**YOUR OBJECTIVE**
Reproduce every entry below precisely. Pictures are excluded from the copy.

**MATERIAL PROVIDED**
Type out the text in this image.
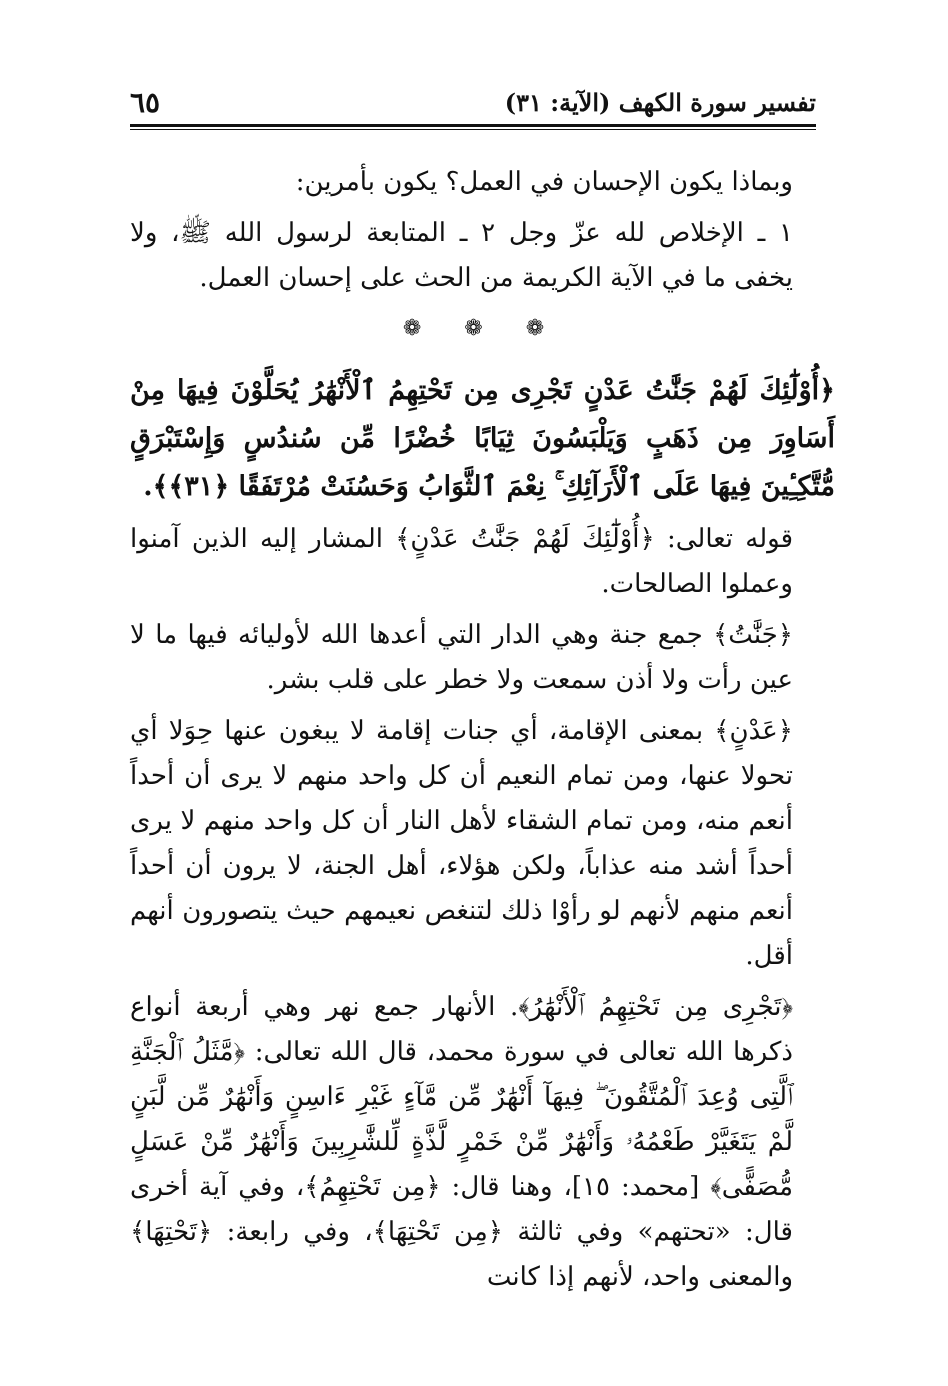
تفسير سورة الكهف (الآية: ٣١)
٦٥

وبماذا يكون الإحسان في العمل؟ يكون بأمرين:

١ ـ الإخلاص لله عزّ وجل ٢ ـ المتابعة لرسول الله ﷺ، ولا يخفى ما في الآية الكريمة من الحث على إحسان العمل.

❁ ❁ ❁

﴿أُوْلَٰٓئِكَ لَهُمْ جَنَّٰتُ عَدْنٍ تَجْرِى مِن تَحْتِهِمُ ٱلْأَنْهَٰرُ يُحَلَّوْنَ فِيهَا مِنْ أَسَاوِرَ مِن ذَهَبٍ وَيَلْبَسُونَ ثِيَابًا خُضْرًا مِّن سُندُسٍ وَإِسْتَبْرَقٍ مُّتَّكِـِٔينَ فِيهَا عَلَى ٱلْأَرَآئِكِ ۚ نِعْمَ ٱلثَّوَابُ وَحَسُنَتْ مُرْتَفَقًا ﴿٣١﴾﴾.

قوله تعالى: ﴿أُوْلَٰٓئِكَ لَهُمْ جَنَّٰتُ عَدْنٍ﴾ المشار إليه الذين آمنوا وعملوا الصالحات.

﴿جَنَّٰتُ﴾ جمع جنة وهي الدار التي أعدها الله لأوليائه فيها ما لا عين رأت ولا أذن سمعت ولا خطر على قلب بشر.

﴿عَدْنٍ﴾ بمعنى الإقامة، أي جنات إقامة لا يبغون عنها حِوَلا أي تحولا عنها، ومن تمام النعيم أن كل واحد منهم لا يرى أن أحداً أنعم منه، ومن تمام الشقاء لأهل النار أن كل واحد منهم لا يرى أحداً أشد منه عذاباً، ولكن هؤلاء، أهل الجنة، لا يرون أن أحداً أنعم منهم لأنهم لو رأوْا ذلك لتنغص نعيمهم حيث يتصورون أنهم أقل.

﴿تَجْرِى مِن تَحْتِهِمُ ٱلْأَنْهَٰرُ﴾. الأنهار جمع نهر وهي أربعة أنواع ذكرها الله تعالى في سورة محمد، قال الله تعالى: ﴿مَّثَلُ ٱلْجَنَّةِ ٱلَّتِى وُعِدَ ٱلْمُتَّقُونَ ۖ فِيهَآ أَنْهَٰرٌ مِّن مَّآءٍ غَيْرِ ءَاسِنٍ وَأَنْهَٰرٌ مِّن لَّبَنٍ لَّمْ يَتَغَيَّرْ طَعْمُهُۥ وَأَنْهَٰرٌ مِّنْ خَمْرٍ لَّذَّةٍ لِّلشَّٰرِبِينَ وَأَنْهَٰرٌ مِّنْ عَسَلٍ مُّصَفًّى﴾ [محمد: ١٥]، وهنا قال: ﴿مِن تَحْتِهِمُ﴾، وفي آية أخرى قال: «تحتهم» وفي ثالثة ﴿مِن تَحْتِهَا﴾، وفي رابعة: ﴿تَحْتِهَا﴾ والمعنى واحد، لأنهم إذا كانت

**TASK OUTPUT**
Type out the text in this image.
تفسير سورة الكهف (الآية: ٣١)
٦٥

وبماذا يكون الإحسان في العمل؟ يكون بأمرين:

١ ـ الإخلاص لله عزّ وجل ٢ ـ المتابعة لرسول الله ﷺ، ولا يخفى ما في الآية الكريمة من الحث على إحسان العمل.

❁ ❁ ❁

﴿أُوْلَٰٓئِكَ لَهُمْ جَنَّٰتُ عَدْنٍ تَجْرِى مِن تَحْتِهِمُ ٱلْأَنْهَٰرُ يُحَلَّوْنَ فِيهَا مِنْ أَسَاوِرَ مِن ذَهَبٍ وَيَلْبَسُونَ ثِيَابًا خُضْرًا مِّن سُندُسٍ وَإِسْتَبْرَقٍ مُّتَّكِـِٔينَ فِيهَا عَلَى ٱلْأَرَآئِكِ ۚ نِعْمَ ٱلثَّوَابُ وَحَسُنَتْ مُرْتَفَقًا ﴿٣١﴾﴾.

قوله تعالى: ﴿أُوْلَٰٓئِكَ لَهُمْ جَنَّٰتُ عَدْنٍ﴾ المشار إليه الذين آمنوا وعملوا الصالحات.

﴿جَنَّٰتُ﴾ جمع جنة وهي الدار التي أعدها الله لأوليائه فيها ما لا عين رأت ولا أذن سمعت ولا خطر على قلب بشر.

﴿عَدْنٍ﴾ بمعنى الإقامة، أي جنات إقامة لا يبغون عنها حِوَلا أي تحولا عنها، ومن تمام النعيم أن كل واحد منهم لا يرى أن أحداً أنعم منه، ومن تمام الشقاء لأهل النار أن كل واحد منهم لا يرى أحداً أشد منه عذاباً، ولكن هؤلاء، أهل الجنة، لا يرون أن أحداً أنعم منهم لأنهم لو رأوْا ذلك لتنغص نعيمهم حيث يتصورون أنهم أقل.

﴿تَجْرِى مِن تَحْتِهِمُ ٱلْأَنْهَٰرُ﴾. الأنهار جمع نهر وهي أربعة أنواع ذكرها الله تعالى في سورة محمد، قال الله تعالى: ﴿مَّثَلُ ٱلْجَنَّةِ ٱلَّتِى وُعِدَ ٱلْمُتَّقُونَ ۖ فِيهَآ أَنْهَٰرٌ مِّن مَّآءٍ غَيْرِ ءَاسِنٍ وَأَنْهَٰرٌ مِّن لَّبَنٍ لَّمْ يَتَغَيَّرْ طَعْمُهُۥ وَأَنْهَٰرٌ مِّنْ خَمْرٍ لَّذَّةٍ لِّلشَّٰرِبِينَ وَأَنْهَٰرٌ مِّنْ عَسَلٍ مُّصَفًّى﴾ [محمد: ١٥]، وهنا قال: ﴿مِن تَحْتِهِمُ﴾، وفي آية أخرى قال: «تحتهم» وفي ثالثة ﴿مِن تَحْتِهَا﴾، وفي رابعة: ﴿تَحْتِهَا﴾ والمعنى واحد، لأنهم إذا كانت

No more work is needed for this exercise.